> _PROBLEM_:
Copy out all the lines where "into" shows up.

> _RAW DATA_:
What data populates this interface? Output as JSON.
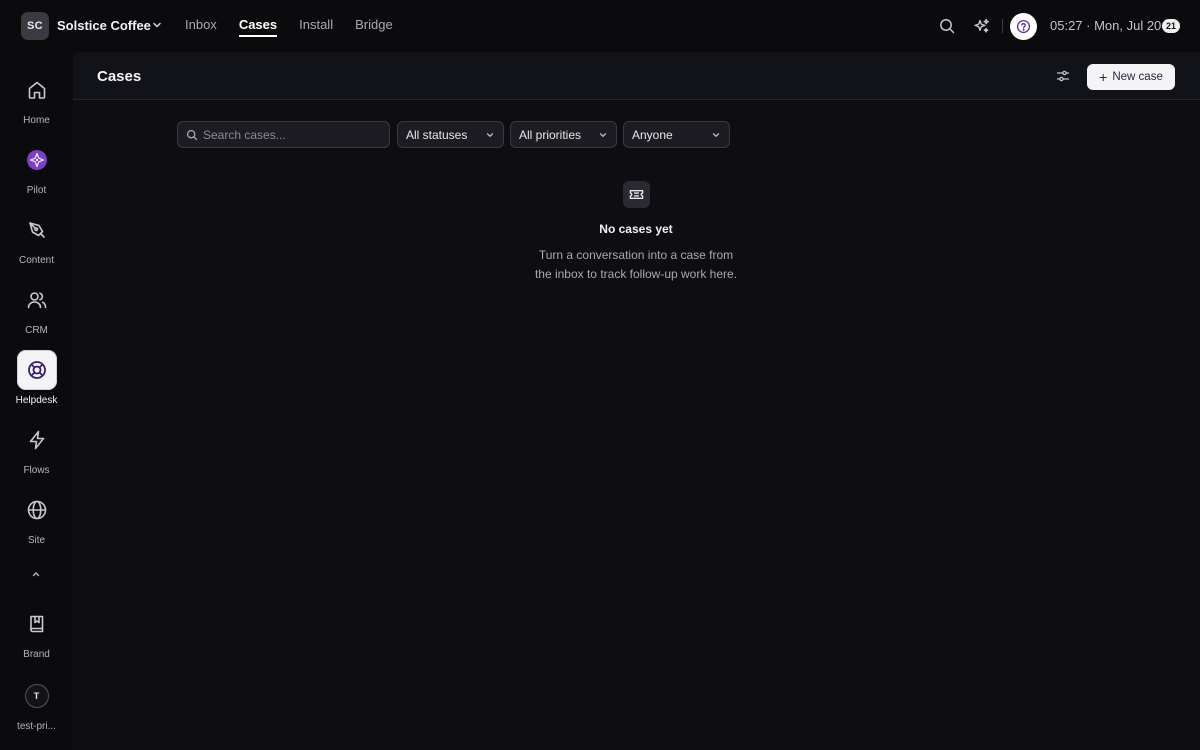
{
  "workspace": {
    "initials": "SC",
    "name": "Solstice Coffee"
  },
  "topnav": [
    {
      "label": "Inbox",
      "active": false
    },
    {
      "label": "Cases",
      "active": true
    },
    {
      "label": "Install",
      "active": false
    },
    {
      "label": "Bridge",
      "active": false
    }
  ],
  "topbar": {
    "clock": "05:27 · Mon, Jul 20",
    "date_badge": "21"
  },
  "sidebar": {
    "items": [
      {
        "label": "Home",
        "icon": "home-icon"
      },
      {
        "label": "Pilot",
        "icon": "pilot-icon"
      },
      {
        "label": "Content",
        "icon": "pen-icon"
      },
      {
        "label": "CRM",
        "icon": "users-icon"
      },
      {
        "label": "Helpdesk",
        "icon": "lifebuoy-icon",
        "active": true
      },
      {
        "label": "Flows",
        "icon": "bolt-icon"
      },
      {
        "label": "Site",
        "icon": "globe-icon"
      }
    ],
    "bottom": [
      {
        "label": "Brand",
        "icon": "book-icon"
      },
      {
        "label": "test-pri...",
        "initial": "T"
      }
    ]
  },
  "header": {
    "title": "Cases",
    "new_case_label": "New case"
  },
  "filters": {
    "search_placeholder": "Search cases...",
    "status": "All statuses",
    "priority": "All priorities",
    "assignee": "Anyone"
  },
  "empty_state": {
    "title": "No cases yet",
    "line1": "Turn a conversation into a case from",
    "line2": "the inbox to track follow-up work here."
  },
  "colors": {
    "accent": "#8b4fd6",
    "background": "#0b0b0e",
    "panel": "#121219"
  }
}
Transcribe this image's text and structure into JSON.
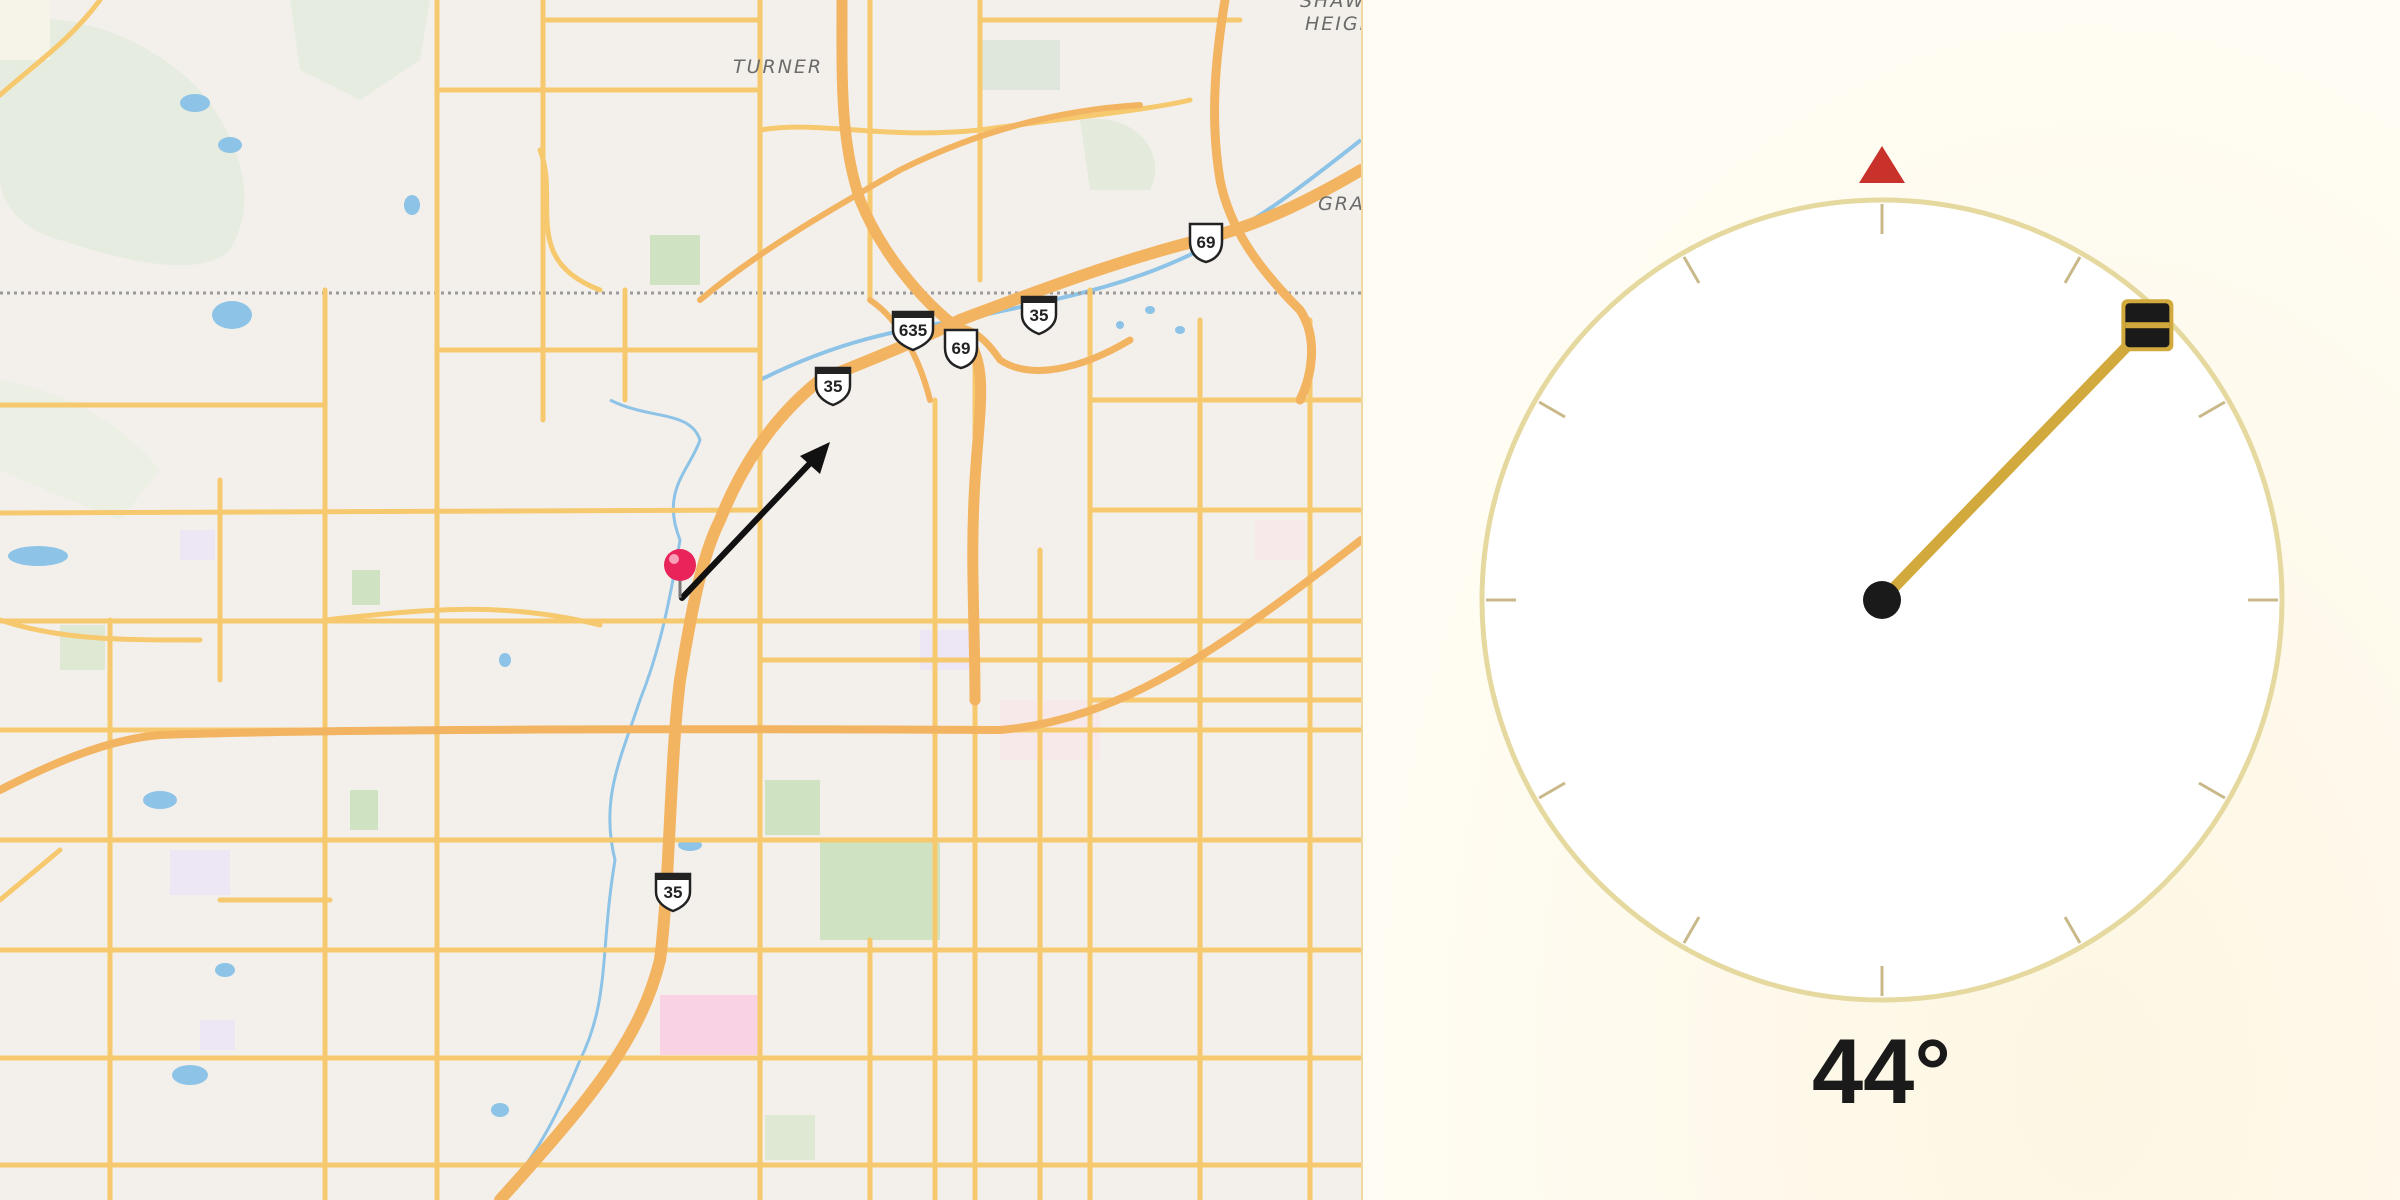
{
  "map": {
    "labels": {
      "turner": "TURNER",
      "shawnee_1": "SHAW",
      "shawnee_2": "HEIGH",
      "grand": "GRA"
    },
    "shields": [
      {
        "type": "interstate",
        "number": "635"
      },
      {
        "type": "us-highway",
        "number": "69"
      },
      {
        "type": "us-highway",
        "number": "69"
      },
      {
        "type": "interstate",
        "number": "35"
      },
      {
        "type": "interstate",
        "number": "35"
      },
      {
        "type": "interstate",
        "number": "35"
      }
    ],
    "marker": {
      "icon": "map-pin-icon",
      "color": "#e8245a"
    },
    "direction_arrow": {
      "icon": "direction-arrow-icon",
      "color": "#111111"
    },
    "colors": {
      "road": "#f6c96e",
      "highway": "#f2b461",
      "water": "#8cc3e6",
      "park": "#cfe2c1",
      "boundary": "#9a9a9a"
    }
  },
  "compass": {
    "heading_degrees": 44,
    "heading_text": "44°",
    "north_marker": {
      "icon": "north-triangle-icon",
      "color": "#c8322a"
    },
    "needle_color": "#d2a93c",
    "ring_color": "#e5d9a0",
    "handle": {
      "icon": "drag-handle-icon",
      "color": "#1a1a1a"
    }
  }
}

> _OUTPUT OF THE EXERCISE_:
    "line1": "Turn a conversation into a case from",
Transcribe this image's text and structure into JSON.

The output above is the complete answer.